▸ AIM OF THE EXERCISE: Copy all lines below containing "image".

▸ DATASET:
-.-.-

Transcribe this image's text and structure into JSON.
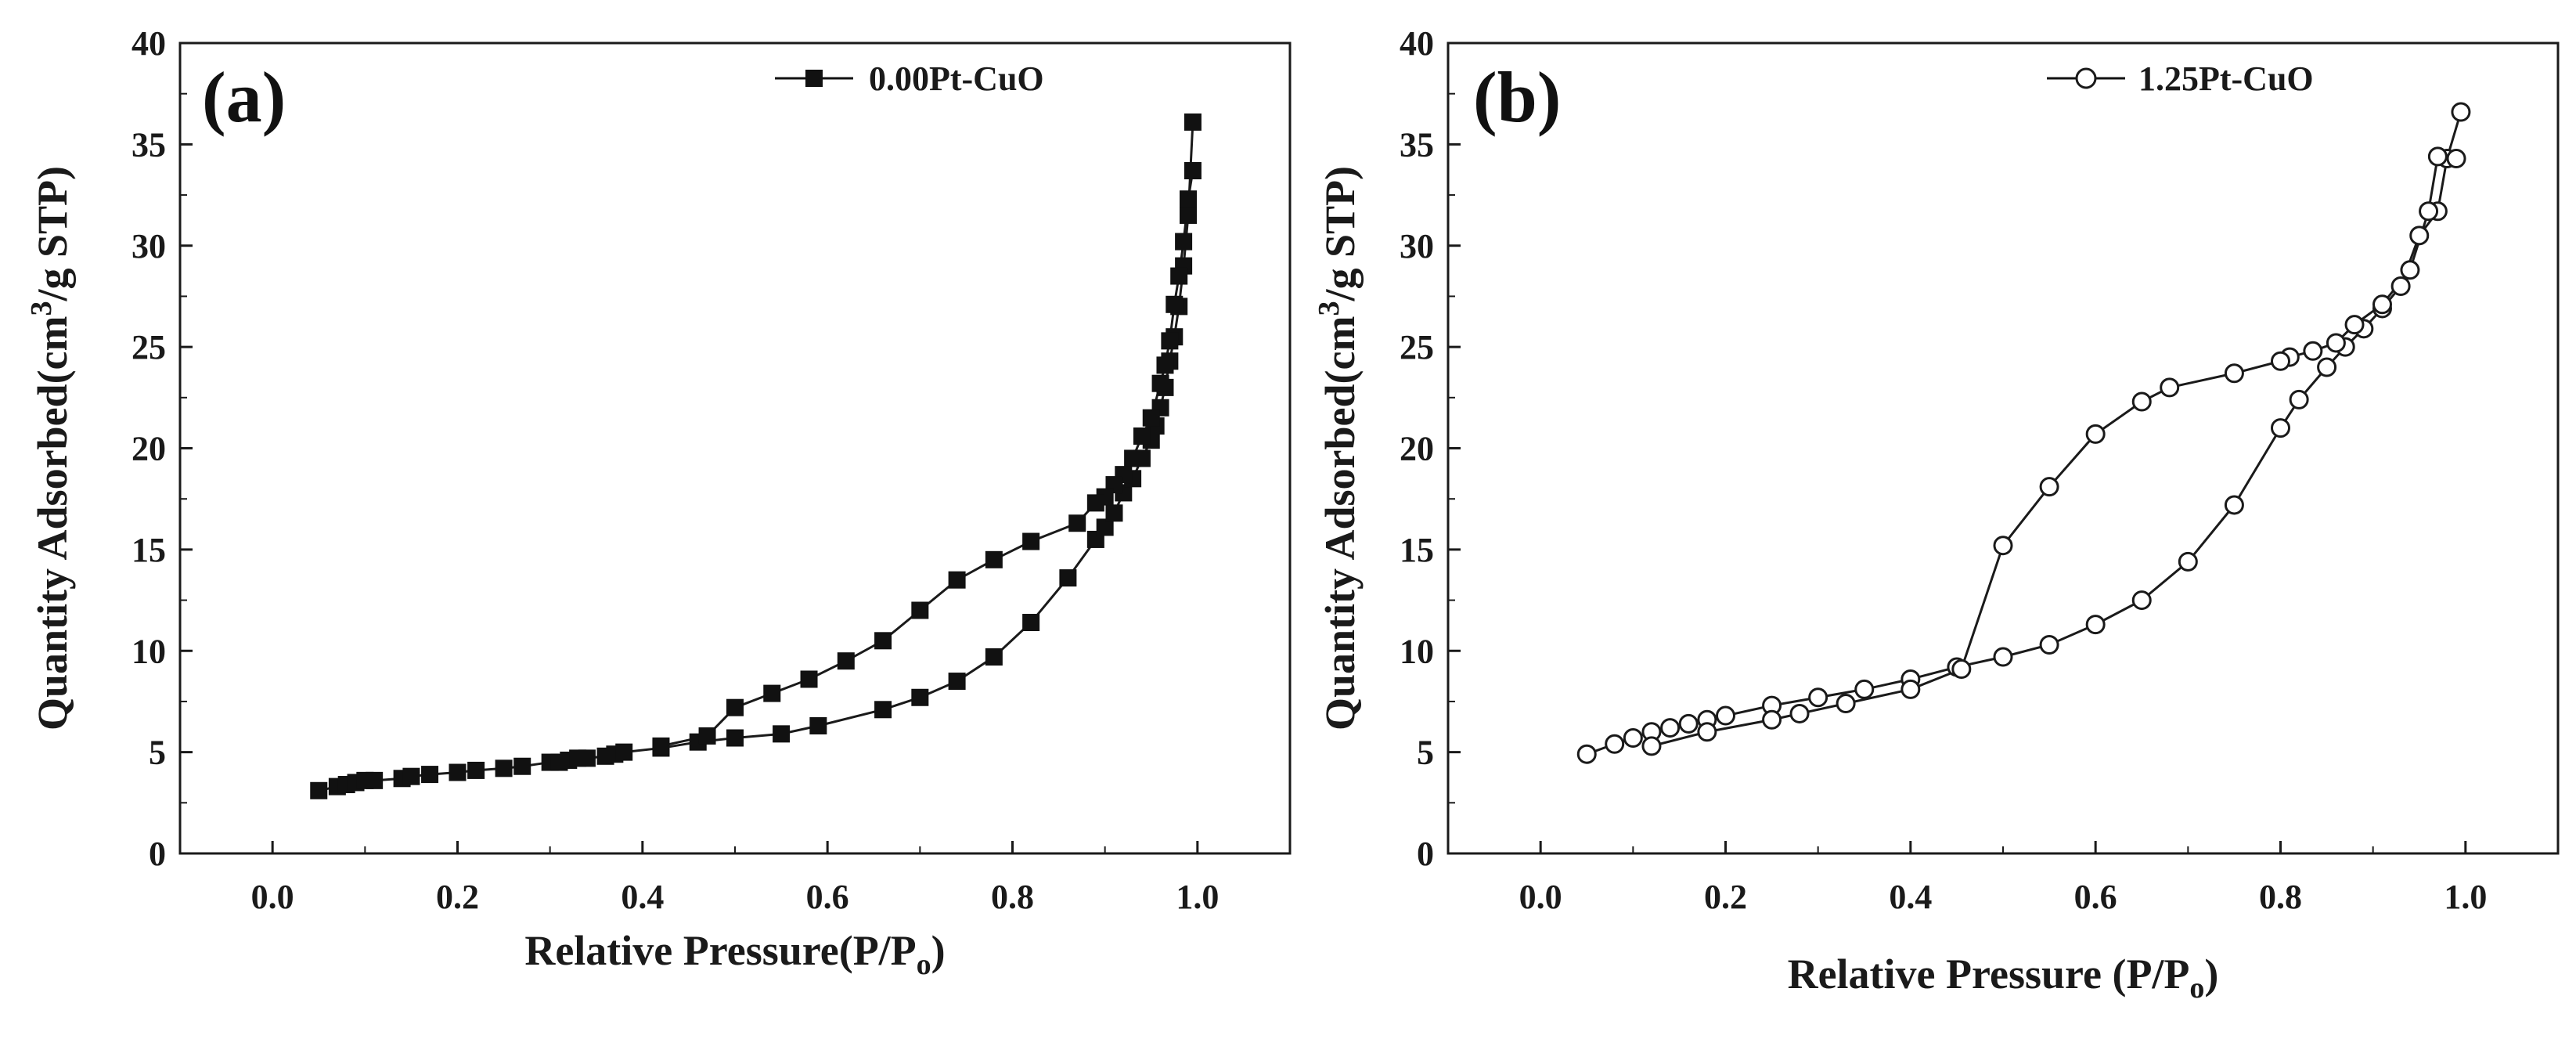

-.-.-

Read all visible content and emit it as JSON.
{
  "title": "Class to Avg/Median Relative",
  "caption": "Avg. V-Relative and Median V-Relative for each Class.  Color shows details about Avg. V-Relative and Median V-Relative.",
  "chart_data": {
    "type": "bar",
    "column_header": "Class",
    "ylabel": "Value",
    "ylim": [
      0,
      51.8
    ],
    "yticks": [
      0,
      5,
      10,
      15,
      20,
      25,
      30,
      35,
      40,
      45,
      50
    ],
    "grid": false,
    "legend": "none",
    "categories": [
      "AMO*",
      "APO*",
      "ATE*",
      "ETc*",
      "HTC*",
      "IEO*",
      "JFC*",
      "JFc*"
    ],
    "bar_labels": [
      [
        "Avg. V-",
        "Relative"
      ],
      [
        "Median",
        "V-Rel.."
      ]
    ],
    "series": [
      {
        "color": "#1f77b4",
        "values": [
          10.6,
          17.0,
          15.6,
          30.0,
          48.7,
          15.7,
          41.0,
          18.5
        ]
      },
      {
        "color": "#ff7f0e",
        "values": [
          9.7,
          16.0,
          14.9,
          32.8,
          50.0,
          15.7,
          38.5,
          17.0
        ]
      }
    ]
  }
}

-.-.-

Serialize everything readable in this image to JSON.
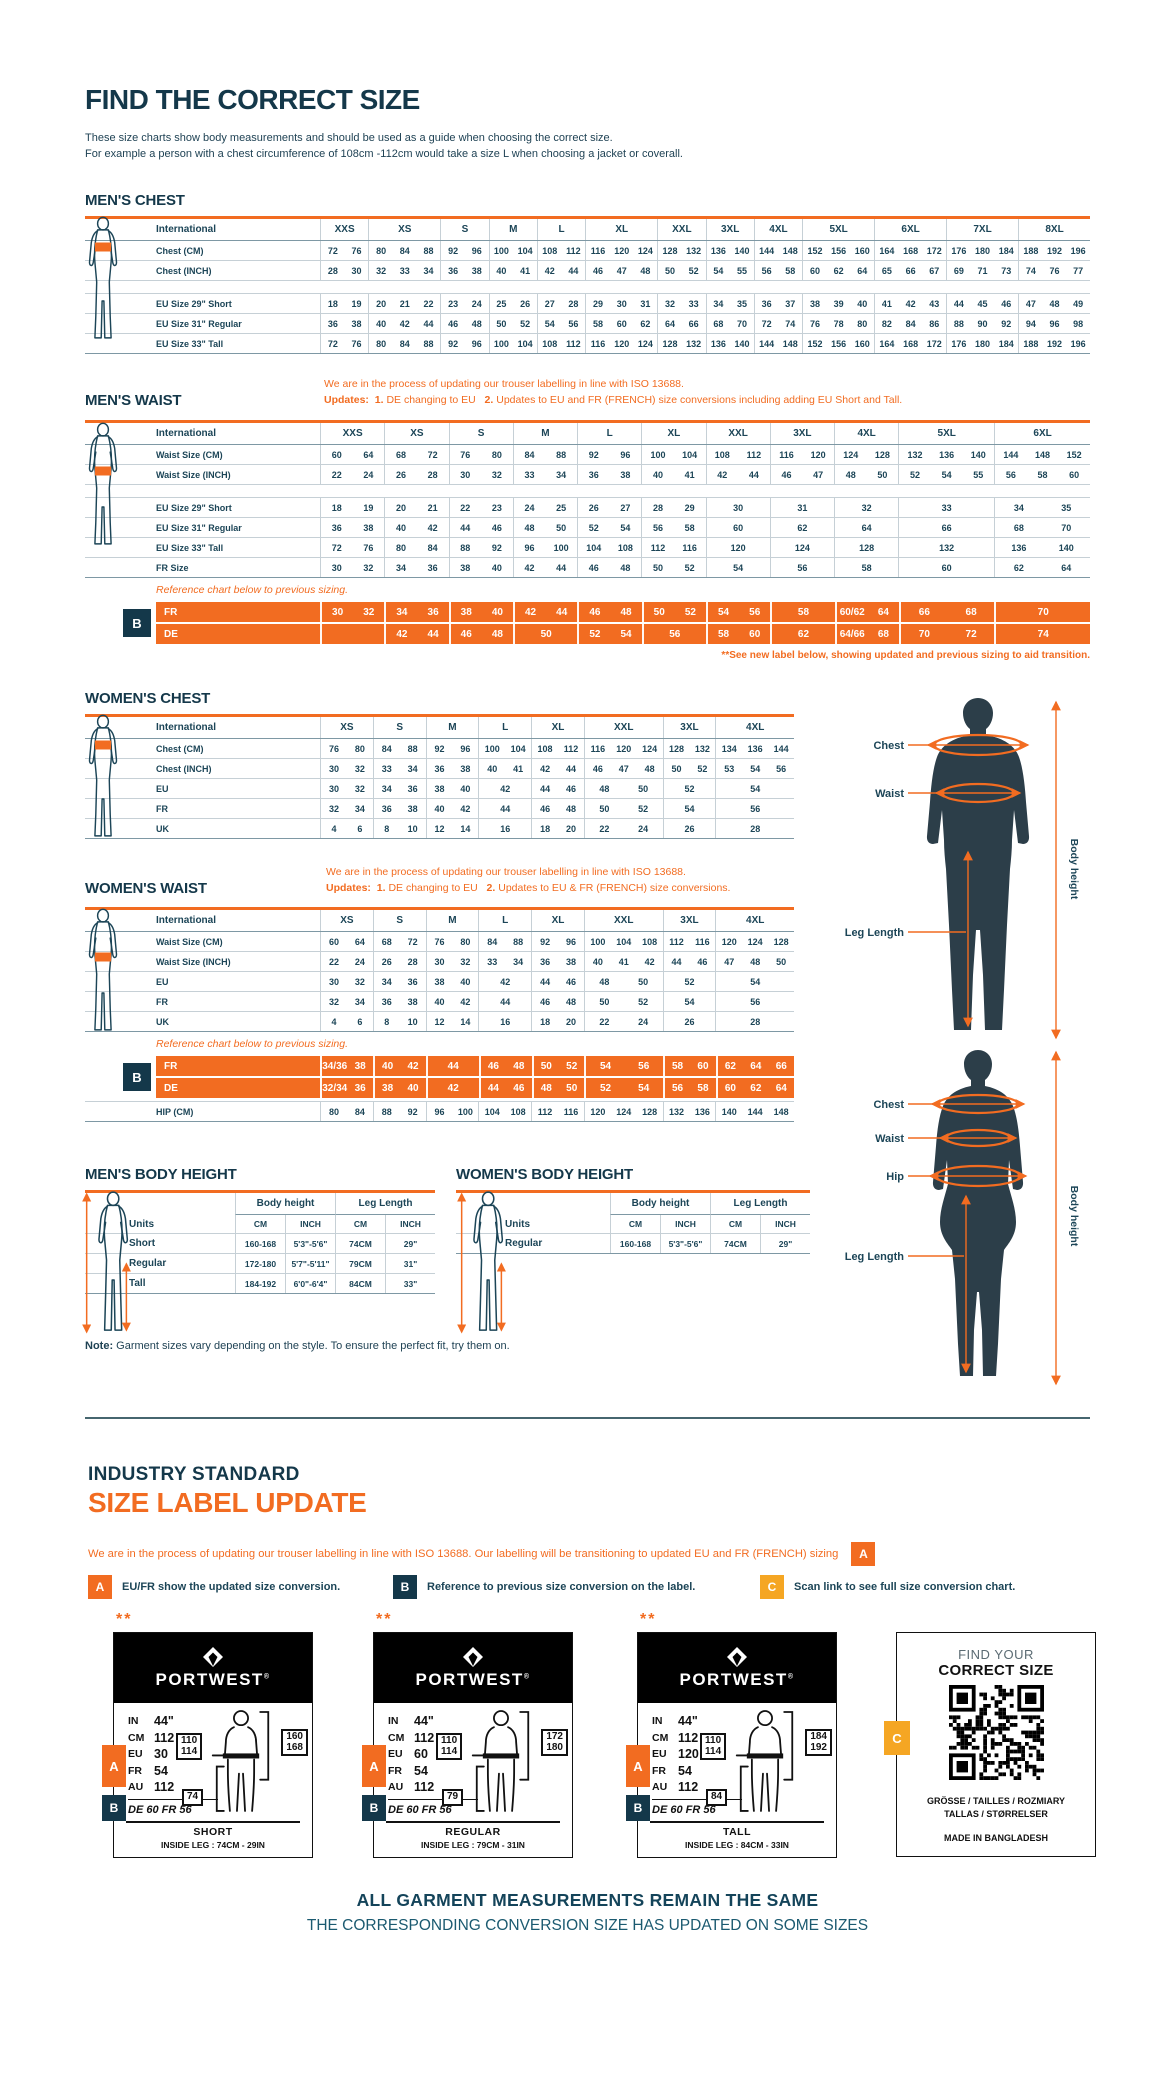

-.-.-

▸ THE RESPONSE:
Transcribe this image's text and structure into JSON.
Serialize everything readable in this image to JSON.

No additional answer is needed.